[Saved entries]
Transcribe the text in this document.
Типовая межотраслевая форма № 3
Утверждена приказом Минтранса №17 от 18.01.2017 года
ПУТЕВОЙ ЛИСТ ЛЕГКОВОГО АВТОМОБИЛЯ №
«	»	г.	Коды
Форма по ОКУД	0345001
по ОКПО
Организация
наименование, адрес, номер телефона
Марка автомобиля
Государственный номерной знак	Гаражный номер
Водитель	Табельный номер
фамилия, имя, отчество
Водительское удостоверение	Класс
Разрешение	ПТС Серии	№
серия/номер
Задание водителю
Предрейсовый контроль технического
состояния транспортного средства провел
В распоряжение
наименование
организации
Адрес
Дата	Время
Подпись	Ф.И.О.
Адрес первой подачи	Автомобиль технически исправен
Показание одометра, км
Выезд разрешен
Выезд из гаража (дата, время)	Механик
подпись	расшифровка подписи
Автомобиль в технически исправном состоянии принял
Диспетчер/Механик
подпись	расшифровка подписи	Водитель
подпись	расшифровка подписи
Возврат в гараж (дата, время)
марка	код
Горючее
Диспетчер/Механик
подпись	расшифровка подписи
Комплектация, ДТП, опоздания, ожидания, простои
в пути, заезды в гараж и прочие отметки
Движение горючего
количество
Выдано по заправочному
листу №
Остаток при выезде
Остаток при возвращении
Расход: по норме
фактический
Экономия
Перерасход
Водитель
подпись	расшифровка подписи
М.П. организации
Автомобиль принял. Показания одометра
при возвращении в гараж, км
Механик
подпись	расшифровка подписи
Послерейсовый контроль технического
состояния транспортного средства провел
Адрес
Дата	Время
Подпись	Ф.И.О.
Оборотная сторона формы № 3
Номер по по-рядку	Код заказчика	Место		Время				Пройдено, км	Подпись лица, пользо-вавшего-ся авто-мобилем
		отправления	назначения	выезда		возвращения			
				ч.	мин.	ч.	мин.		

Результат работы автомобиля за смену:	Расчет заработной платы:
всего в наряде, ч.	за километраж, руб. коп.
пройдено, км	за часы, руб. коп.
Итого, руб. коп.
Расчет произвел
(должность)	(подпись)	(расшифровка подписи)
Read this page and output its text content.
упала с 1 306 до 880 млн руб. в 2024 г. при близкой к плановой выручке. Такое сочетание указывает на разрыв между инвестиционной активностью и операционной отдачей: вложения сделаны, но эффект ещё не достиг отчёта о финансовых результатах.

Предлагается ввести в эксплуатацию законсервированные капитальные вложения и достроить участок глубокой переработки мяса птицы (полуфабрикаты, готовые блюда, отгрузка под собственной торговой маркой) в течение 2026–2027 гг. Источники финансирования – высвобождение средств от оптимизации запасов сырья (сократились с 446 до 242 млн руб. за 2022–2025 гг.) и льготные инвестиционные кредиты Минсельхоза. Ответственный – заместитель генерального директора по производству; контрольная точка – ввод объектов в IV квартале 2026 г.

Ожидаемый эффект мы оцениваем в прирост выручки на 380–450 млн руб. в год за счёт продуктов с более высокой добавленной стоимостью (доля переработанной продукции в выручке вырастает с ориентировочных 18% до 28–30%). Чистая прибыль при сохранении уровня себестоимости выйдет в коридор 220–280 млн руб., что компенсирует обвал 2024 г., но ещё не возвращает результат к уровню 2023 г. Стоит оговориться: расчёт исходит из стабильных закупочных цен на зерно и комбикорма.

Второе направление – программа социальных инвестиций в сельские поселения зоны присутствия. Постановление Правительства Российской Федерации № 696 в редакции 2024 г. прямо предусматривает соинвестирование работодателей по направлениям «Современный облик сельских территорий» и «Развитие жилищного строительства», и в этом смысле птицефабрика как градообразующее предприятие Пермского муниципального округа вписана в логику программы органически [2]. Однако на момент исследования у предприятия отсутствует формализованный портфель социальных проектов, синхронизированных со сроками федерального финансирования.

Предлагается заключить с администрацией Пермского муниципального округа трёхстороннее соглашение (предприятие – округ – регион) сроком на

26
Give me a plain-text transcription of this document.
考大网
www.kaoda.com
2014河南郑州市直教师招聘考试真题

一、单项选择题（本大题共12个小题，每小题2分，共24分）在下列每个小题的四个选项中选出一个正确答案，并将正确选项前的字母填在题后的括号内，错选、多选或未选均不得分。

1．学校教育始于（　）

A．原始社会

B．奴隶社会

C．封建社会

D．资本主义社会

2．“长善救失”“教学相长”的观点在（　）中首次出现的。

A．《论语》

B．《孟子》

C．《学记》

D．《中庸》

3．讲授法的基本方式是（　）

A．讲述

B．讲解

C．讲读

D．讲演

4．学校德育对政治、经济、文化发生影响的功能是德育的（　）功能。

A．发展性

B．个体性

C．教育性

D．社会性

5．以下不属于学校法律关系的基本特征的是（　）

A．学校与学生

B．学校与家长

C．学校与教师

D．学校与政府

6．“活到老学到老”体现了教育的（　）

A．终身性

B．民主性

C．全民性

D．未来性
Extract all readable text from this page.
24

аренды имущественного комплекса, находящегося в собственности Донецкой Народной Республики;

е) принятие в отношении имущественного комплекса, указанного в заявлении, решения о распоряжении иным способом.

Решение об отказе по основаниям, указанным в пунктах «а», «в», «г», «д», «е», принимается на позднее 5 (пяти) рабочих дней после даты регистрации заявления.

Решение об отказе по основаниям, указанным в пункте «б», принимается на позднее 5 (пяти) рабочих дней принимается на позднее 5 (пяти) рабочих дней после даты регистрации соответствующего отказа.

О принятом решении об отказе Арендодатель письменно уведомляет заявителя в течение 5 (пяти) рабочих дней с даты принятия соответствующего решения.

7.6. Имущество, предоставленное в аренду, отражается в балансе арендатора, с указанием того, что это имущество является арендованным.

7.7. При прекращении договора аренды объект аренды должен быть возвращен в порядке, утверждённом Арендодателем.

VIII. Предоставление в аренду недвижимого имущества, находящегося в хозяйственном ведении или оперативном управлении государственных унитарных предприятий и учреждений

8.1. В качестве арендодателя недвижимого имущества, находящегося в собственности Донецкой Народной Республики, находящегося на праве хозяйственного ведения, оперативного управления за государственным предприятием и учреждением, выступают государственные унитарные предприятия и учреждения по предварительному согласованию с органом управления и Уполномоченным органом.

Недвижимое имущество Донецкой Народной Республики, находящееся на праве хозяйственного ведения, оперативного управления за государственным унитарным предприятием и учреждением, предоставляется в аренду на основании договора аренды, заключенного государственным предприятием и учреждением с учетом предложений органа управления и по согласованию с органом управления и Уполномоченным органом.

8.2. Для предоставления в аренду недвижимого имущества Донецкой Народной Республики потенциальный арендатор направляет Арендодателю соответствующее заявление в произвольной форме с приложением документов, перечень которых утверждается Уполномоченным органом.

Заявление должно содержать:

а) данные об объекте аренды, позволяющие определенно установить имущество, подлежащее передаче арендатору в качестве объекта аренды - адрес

● Objective
Show each line in the entries that holds the string "ведения".

● Written response
8.1. В качестве арендодателя недвижимого имущества, находящегося в собственности Донецкой Народной Республики, находящегося на праве хозяйственного ведения, оперативного управления за государственным предприятием и учреждением, выступают государственные унитарные предприятия и учреждения по предварительному согласованию с органом управления и Уполномоченным органом.
Недвижимое имущество Донецкой Народной Республики, находящееся на праве хозяйственного ведения, оперативного управления за государственным унитарным предприятием и учреждением, предоставляется в аренду на основании договора аренды, заключенного государственным предприятием и учреждением с учетом предложений органа управления и по согласованию с органом управления и Уполномоченным органом.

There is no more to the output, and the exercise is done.